# Source records
---
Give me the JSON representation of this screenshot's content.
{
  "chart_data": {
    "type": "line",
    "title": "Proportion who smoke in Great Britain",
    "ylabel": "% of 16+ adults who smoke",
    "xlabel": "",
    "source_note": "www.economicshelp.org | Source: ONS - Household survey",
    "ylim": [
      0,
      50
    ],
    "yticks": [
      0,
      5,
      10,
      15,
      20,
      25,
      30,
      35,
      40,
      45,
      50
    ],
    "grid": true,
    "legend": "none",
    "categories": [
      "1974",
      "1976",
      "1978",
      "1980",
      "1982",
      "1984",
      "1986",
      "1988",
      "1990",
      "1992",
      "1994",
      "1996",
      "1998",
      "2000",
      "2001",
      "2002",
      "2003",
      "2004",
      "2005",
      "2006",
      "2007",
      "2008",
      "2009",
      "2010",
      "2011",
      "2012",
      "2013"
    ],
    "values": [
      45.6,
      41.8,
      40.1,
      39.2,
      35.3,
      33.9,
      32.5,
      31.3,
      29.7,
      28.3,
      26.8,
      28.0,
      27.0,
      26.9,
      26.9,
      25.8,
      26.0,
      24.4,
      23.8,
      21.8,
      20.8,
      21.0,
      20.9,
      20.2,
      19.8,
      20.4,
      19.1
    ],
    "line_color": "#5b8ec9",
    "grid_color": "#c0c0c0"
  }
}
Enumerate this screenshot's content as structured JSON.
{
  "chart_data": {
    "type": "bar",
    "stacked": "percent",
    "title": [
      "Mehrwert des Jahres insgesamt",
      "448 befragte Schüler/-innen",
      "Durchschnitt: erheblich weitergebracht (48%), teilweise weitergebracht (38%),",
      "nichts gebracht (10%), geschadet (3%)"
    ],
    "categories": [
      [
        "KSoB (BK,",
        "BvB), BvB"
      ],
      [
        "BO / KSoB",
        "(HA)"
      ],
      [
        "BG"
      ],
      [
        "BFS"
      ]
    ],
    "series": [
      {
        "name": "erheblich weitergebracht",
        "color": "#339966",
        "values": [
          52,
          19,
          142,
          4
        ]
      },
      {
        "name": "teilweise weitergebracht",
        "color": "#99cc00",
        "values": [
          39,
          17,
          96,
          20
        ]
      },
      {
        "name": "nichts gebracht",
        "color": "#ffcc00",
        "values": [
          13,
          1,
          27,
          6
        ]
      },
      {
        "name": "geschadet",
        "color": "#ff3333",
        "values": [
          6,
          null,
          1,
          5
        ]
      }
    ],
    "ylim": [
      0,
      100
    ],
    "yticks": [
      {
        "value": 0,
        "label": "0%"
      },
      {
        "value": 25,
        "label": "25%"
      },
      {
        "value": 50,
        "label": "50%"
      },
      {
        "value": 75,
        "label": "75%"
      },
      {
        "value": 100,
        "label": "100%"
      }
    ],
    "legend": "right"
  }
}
---
# What to do
Show every line where the string "title" appears.

# Result of the task
    "title": "Proportion who smoke in Great Britain",
    "title": [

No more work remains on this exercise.